▸ **Stated problem**
Repeat the listing that follows, character for character, minus the pictures.
──────────────────────────────
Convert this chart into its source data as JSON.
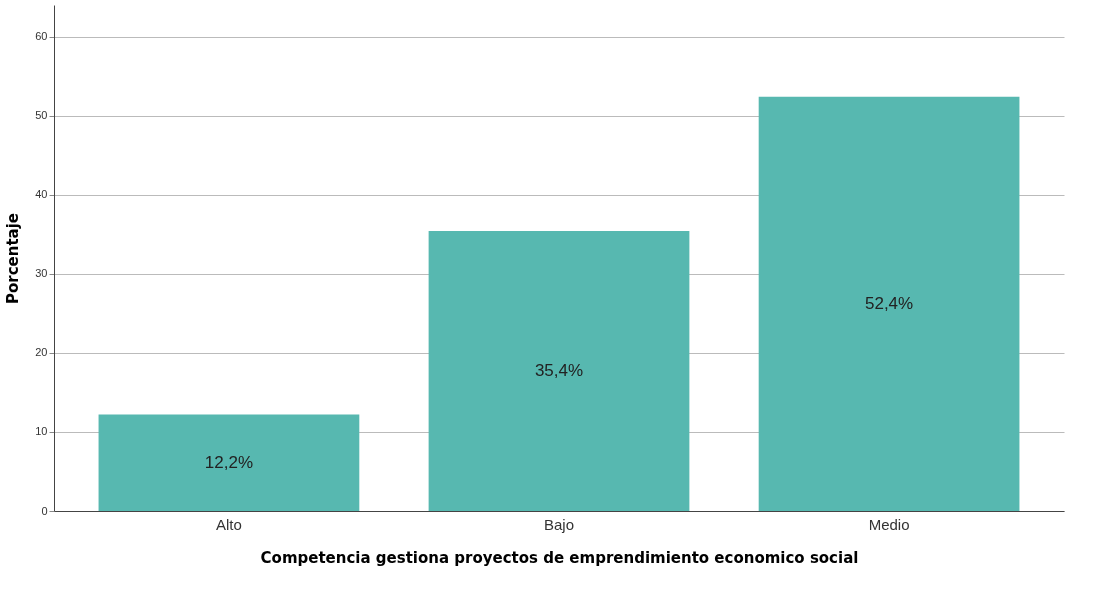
{
  "chart_data": {
    "type": "bar",
    "xlabel": "Competencia gestiona proyectos de emprendimiento economico social",
    "ylabel": "Porcentaje",
    "categories": [
      "Alto",
      "Bajo",
      "Medio"
    ],
    "values": [
      12.2,
      35.4,
      52.4
    ],
    "value_labels": [
      "12,2%",
      "35,4%",
      "52,4%"
    ],
    "color": "#57b8b0",
    "ylim": [
      0,
      64
    ],
    "yticks": [
      0,
      10,
      20,
      30,
      40,
      50,
      60
    ],
    "grid": "y"
  }
}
──────────────────────────────
▸ **Written reply**
Convert this chart into its source data as JSON.
{
  "chart_data": {
    "type": "bar",
    "xlabel": "Competencia gestiona proyectos de emprendimiento economico social",
    "ylabel": "Porcentaje",
    "categories": [
      "Alto",
      "Bajo",
      "Medio"
    ],
    "values": [
      12.2,
      35.4,
      52.4
    ],
    "value_labels": [
      "12,2%",
      "35,4%",
      "52,4%"
    ],
    "color": "#57b8b0",
    "ylim": [
      0,
      64
    ],
    "yticks": [
      0,
      10,
      20,
      30,
      40,
      50,
      60
    ],
    "grid": "y"
  }
}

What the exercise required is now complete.